STATED PROBLEM: Filter the entries that follow, copying every line in which the word "name" appears.

Start of DATA PROVIDED

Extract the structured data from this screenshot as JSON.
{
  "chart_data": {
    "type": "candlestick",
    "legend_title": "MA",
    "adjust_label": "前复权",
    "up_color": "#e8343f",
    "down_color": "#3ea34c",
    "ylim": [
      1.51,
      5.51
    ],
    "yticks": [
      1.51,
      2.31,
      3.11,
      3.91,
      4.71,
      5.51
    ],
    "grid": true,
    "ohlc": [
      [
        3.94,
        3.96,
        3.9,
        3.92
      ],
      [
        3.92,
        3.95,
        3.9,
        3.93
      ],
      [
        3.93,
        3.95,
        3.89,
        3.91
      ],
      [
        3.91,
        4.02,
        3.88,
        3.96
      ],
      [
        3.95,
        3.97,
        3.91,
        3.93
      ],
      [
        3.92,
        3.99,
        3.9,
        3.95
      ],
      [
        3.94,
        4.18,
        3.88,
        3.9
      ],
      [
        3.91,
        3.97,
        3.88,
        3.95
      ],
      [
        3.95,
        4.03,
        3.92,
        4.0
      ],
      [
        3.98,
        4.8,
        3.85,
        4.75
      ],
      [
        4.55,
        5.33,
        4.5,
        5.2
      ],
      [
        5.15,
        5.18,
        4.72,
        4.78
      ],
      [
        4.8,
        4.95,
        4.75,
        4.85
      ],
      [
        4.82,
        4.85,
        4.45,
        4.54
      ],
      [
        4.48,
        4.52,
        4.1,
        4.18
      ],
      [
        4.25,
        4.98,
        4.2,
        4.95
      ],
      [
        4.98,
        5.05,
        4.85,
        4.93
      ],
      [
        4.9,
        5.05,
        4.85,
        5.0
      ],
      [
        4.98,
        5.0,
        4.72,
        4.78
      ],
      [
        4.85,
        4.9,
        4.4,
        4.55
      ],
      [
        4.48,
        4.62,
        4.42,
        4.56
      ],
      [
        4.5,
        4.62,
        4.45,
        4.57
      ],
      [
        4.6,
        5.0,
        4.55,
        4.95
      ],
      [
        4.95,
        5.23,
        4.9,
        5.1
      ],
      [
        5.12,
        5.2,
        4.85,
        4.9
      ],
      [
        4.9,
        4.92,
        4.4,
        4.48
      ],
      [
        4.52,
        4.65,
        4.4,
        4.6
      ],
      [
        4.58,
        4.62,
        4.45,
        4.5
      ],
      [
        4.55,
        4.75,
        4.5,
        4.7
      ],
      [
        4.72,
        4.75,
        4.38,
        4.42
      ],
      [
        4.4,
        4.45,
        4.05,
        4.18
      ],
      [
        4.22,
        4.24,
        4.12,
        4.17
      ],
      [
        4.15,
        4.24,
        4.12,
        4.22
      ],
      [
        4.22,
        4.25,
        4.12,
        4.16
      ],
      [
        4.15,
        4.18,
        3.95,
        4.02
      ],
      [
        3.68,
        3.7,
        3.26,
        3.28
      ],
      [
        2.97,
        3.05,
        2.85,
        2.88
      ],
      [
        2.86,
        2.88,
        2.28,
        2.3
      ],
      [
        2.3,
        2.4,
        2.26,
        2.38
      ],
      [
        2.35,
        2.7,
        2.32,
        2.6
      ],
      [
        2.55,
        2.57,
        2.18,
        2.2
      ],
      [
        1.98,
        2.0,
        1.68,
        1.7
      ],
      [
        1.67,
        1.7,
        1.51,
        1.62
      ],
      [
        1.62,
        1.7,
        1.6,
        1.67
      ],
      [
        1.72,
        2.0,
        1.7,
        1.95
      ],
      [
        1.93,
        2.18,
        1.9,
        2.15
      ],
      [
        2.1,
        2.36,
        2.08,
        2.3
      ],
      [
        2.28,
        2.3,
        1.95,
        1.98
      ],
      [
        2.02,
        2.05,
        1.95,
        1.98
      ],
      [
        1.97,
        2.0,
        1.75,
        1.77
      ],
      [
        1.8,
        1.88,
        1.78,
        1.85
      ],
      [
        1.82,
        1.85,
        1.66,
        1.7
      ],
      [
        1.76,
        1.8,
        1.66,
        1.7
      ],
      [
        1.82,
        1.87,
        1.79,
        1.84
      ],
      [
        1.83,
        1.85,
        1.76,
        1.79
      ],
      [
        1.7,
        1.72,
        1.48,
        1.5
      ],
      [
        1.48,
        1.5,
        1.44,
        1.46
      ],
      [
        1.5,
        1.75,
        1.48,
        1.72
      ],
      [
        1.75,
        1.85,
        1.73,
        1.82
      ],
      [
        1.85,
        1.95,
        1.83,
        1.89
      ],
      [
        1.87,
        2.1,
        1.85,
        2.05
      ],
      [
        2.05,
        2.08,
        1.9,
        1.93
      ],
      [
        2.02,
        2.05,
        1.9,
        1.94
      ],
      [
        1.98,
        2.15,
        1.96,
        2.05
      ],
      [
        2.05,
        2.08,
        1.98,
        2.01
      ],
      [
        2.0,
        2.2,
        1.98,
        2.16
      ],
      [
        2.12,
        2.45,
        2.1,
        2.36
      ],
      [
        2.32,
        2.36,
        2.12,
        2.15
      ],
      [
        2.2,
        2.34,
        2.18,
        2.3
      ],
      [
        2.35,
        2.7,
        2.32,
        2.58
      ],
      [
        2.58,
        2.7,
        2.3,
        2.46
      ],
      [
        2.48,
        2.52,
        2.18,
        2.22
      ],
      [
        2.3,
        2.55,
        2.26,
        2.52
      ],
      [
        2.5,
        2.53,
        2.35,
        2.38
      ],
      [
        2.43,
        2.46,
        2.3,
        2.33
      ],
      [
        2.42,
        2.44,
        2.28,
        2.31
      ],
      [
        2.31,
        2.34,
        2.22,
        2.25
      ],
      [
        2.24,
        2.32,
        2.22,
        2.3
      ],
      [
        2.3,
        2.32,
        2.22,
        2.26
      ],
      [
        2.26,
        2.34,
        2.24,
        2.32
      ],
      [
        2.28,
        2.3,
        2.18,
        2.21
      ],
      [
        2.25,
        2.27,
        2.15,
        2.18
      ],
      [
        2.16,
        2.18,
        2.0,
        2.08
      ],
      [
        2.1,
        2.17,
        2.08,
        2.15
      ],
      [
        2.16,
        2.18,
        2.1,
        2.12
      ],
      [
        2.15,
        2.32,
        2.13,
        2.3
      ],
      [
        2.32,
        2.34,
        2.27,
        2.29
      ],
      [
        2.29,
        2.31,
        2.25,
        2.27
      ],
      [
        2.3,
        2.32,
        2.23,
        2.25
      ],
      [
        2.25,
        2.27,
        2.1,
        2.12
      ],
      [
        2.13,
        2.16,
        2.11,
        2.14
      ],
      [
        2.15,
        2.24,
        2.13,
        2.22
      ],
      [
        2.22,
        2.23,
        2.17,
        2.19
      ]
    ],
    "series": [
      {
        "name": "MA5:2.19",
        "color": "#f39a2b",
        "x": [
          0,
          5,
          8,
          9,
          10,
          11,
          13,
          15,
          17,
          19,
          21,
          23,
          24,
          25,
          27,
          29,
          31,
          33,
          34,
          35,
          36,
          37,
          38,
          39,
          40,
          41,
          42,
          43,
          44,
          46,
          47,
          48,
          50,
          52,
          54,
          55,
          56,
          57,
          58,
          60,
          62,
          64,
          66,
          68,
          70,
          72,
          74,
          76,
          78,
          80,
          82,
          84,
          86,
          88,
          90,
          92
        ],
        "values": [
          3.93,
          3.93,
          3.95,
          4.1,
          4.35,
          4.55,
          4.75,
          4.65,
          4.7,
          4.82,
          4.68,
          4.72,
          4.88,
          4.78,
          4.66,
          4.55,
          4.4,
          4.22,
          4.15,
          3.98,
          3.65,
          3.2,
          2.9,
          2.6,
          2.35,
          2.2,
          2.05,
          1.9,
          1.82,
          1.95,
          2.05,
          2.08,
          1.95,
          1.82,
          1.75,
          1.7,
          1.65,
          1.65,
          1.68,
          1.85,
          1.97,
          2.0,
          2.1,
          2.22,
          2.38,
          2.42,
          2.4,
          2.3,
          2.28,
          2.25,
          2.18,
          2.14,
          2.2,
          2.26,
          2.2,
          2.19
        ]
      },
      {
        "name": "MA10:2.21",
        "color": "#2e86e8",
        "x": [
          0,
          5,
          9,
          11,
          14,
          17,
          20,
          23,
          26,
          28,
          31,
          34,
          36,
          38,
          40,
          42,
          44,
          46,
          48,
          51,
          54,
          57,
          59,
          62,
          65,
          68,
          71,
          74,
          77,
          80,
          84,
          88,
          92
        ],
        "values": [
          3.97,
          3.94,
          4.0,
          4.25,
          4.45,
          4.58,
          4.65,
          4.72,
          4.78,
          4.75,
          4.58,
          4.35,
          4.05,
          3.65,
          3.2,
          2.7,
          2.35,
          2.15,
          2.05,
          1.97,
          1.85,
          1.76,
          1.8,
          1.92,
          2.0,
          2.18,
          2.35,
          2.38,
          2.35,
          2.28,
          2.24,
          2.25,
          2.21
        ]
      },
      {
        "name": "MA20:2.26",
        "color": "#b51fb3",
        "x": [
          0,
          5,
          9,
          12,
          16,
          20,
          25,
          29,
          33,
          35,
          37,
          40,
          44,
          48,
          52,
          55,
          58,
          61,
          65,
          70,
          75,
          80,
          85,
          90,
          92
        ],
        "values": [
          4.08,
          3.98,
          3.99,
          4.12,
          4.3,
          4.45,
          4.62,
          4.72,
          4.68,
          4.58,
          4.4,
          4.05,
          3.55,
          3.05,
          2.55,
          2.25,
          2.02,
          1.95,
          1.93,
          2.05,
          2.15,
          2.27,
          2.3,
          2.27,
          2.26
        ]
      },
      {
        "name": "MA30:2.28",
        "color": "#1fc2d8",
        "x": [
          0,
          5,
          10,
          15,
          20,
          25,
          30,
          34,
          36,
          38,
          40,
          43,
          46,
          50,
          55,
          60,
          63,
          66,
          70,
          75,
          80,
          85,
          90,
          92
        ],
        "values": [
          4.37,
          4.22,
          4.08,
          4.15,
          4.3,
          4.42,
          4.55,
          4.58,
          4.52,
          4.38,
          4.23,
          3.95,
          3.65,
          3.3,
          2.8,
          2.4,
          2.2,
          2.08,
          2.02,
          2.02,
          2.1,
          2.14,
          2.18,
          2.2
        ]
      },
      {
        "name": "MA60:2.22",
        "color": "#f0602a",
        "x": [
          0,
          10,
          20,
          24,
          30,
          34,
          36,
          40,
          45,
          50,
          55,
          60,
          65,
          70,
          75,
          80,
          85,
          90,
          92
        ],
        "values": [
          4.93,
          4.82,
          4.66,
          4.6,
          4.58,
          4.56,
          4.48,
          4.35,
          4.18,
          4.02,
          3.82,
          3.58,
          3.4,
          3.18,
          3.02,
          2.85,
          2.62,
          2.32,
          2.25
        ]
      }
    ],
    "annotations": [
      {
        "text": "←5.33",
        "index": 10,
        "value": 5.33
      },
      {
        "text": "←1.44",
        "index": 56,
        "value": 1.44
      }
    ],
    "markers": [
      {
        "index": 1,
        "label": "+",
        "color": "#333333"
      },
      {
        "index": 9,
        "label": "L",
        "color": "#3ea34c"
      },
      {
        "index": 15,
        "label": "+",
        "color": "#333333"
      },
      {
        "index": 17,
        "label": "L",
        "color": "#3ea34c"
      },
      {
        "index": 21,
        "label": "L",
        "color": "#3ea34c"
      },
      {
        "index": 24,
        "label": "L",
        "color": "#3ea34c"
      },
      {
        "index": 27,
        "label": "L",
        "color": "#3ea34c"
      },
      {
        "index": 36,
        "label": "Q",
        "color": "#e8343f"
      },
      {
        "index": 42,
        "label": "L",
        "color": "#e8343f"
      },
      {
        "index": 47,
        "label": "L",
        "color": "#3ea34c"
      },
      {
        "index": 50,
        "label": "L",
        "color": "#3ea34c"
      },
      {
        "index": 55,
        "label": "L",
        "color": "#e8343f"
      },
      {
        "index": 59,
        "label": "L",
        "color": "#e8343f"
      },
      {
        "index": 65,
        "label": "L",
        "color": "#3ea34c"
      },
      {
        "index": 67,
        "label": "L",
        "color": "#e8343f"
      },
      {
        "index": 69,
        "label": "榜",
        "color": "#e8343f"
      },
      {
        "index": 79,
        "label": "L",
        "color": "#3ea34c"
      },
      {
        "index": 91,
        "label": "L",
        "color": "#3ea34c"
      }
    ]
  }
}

End of DATA PROVIDED

ANSWER:
        "name": "MA5:2.19",
        "name": "MA10:2.21",
        "name": "MA20:2.26",
        "name": "MA30:2.28",
        "name": "MA60:2.22",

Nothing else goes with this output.